> _Material to process_:
((

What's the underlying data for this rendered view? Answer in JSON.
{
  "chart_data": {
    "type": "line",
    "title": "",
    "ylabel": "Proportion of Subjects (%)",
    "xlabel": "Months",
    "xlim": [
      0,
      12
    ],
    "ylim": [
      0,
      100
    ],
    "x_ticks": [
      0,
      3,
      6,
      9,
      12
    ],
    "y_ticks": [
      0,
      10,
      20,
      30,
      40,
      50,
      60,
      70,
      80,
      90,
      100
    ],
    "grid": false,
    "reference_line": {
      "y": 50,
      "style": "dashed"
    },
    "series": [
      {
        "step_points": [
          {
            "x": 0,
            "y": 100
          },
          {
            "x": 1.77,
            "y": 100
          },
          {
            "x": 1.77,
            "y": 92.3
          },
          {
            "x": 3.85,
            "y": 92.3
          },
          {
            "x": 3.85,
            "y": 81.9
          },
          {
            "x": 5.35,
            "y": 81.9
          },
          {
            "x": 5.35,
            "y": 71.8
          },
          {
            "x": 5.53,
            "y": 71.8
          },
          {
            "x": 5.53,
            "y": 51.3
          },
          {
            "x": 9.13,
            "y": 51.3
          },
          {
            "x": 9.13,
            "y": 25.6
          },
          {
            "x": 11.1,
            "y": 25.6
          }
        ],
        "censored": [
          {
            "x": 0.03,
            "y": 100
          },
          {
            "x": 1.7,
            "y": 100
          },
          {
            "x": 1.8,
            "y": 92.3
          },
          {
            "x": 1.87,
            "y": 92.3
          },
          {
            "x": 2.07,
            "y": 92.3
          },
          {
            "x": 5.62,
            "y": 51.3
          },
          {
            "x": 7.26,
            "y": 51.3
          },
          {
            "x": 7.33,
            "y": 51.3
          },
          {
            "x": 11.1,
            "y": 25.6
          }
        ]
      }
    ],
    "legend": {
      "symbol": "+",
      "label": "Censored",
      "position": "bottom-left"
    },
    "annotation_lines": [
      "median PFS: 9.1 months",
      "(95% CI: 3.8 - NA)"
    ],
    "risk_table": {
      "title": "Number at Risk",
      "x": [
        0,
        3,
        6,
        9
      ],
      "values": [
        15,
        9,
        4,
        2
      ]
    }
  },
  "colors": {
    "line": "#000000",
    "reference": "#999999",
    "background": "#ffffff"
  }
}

))

> _The exercise_:
All of the entries above should be written out again exactly.

> _Worked solution_:
What's the underlying data for this rendered view? Answer in JSON.
{
  "chart_data": {
    "type": "line",
    "title": "",
    "ylabel": "Proportion of Subjects (%)",
    "xlabel": "Months",
    "xlim": [
      0,
      12
    ],
    "ylim": [
      0,
      100
    ],
    "x_ticks": [
      0,
      3,
      6,
      9,
      12
    ],
    "y_ticks": [
      0,
      10,
      20,
      30,
      40,
      50,
      60,
      70,
      80,
      90,
      100
    ],
    "grid": false,
    "reference_line": {
      "y": 50,
      "style": "dashed"
    },
    "series": [
      {
        "step_points": [
          {
            "x": 0,
            "y": 100
          },
          {
            "x": 1.77,
            "y": 100
          },
          {
            "x": 1.77,
            "y": 92.3
          },
          {
            "x": 3.85,
            "y": 92.3
          },
          {
            "x": 3.85,
            "y": 81.9
          },
          {
            "x": 5.35,
            "y": 81.9
          },
          {
            "x": 5.35,
            "y": 71.8
          },
          {
            "x": 5.53,
            "y": 71.8
          },
          {
            "x": 5.53,
            "y": 51.3
          },
          {
            "x": 9.13,
            "y": 51.3
          },
          {
            "x": 9.13,
            "y": 25.6
          },
          {
            "x": 11.1,
            "y": 25.6
          }
        ],
        "censored": [
          {
            "x": 0.03,
            "y": 100
          },
          {
            "x": 1.7,
            "y": 100
          },
          {
            "x": 1.8,
            "y": 92.3
          },
          {
            "x": 1.87,
            "y": 92.3
          },
          {
            "x": 2.07,
            "y": 92.3
          },
          {
            "x": 5.62,
            "y": 51.3
          },
          {
            "x": 7.26,
            "y": 51.3
          },
          {
            "x": 7.33,
            "y": 51.3
          },
          {
            "x": 11.1,
            "y": 25.6
          }
        ]
      }
    ],
    "legend": {
      "symbol": "+",
      "label": "Censored",
      "position": "bottom-left"
    },
    "annotation_lines": [
      "median PFS: 9.1 months",
      "(95% CI: 3.8 - NA)"
    ],
    "risk_table": {
      "title": "Number at Risk",
      "x": [
        0,
        3,
        6,
        9
      ],
      "values": [
        15,
        9,
        4,
        2
      ]
    }
  },
  "colors": {
    "line": "#000000",
    "reference": "#999999",
    "background": "#ffffff"
  }
}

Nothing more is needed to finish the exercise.